- PROVIDED INFORMATION
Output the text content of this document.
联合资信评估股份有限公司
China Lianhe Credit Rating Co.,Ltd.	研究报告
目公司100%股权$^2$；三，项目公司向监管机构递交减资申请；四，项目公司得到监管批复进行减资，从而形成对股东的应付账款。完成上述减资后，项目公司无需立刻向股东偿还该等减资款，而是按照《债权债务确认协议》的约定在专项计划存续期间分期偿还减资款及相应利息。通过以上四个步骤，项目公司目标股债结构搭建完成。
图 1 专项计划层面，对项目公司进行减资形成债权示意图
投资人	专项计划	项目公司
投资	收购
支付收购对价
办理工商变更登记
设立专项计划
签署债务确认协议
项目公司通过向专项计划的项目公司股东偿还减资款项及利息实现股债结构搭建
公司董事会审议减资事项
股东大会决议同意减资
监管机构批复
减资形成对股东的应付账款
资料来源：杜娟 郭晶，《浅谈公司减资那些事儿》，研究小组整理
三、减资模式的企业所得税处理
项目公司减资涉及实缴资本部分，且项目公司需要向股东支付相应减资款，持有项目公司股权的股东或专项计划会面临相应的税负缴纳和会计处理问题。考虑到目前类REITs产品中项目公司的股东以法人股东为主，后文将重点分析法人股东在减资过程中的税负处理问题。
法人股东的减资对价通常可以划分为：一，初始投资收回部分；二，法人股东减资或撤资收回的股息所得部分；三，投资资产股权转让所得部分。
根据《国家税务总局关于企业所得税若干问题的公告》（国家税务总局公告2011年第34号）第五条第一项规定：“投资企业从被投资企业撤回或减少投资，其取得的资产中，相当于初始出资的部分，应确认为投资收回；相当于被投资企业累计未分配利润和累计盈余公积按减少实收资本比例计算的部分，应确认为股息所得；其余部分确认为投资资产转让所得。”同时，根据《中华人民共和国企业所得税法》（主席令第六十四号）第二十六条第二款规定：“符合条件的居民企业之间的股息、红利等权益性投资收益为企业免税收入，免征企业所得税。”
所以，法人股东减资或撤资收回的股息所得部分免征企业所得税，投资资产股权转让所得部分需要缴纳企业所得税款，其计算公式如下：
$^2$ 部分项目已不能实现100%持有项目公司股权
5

- WHAT THE EXERCISE ASKS
Repeat the records above exactly.

- SOLUTION BELOW
Output the text content of this document.
联合资信评估股份有限公司
China Lianhe Credit Rating Co.,Ltd.	研究报告
目公司100%股权$^2$；三，项目公司向监管机构递交减资申请；四，项目公司得到监管批复进行减资，从而形成对股东的应付账款。完成上述减资后，项目公司无需立刻向股东偿还该等减资款，而是按照《债权债务确认协议》的约定在专项计划存续期间分期偿还减资款及相应利息。通过以上四个步骤，项目公司目标股债结构搭建完成。
图 1 专项计划层面，对项目公司进行减资形成债权示意图
投资人	专项计划	项目公司
投资	收购
支付收购对价
办理工商变更登记
设立专项计划
签署债务确认协议
项目公司通过向专项计划的项目公司股东偿还减资款项及利息实现股债结构搭建
公司董事会审议减资事项
股东大会决议同意减资
监管机构批复
减资形成对股东的应付账款
资料来源：杜娟 郭晶，《浅谈公司减资那些事儿》，研究小组整理
三、减资模式的企业所得税处理
项目公司减资涉及实缴资本部分，且项目公司需要向股东支付相应减资款，持有项目公司股权的股东或专项计划会面临相应的税负缴纳和会计处理问题。考虑到目前类REITs产品中项目公司的股东以法人股东为主，后文将重点分析法人股东在减资过程中的税负处理问题。
法人股东的减资对价通常可以划分为：一，初始投资收回部分；二，法人股东减资或撤资收回的股息所得部分；三，投资资产股权转让所得部分。
根据《国家税务总局关于企业所得税若干问题的公告》（国家税务总局公告2011年第34号）第五条第一项规定：“投资企业从被投资企业撤回或减少投资，其取得的资产中，相当于初始出资的部分，应确认为投资收回；相当于被投资企业累计未分配利润和累计盈余公积按减少实收资本比例计算的部分，应确认为股息所得；其余部分确认为投资资产转让所得。”同时，根据《中华人民共和国企业所得税法》（主席令第六十四号）第二十六条第二款规定：“符合条件的居民企业之间的股息、红利等权益性投资收益为企业免税收入，免征企业所得税。”
所以，法人股东减资或撤资收回的股息所得部分免征企业所得税，投资资产股权转让所得部分需要缴纳企业所得税款，其计算公式如下：
$^2$ 部分项目已不能实现100%持有项目公司股权
5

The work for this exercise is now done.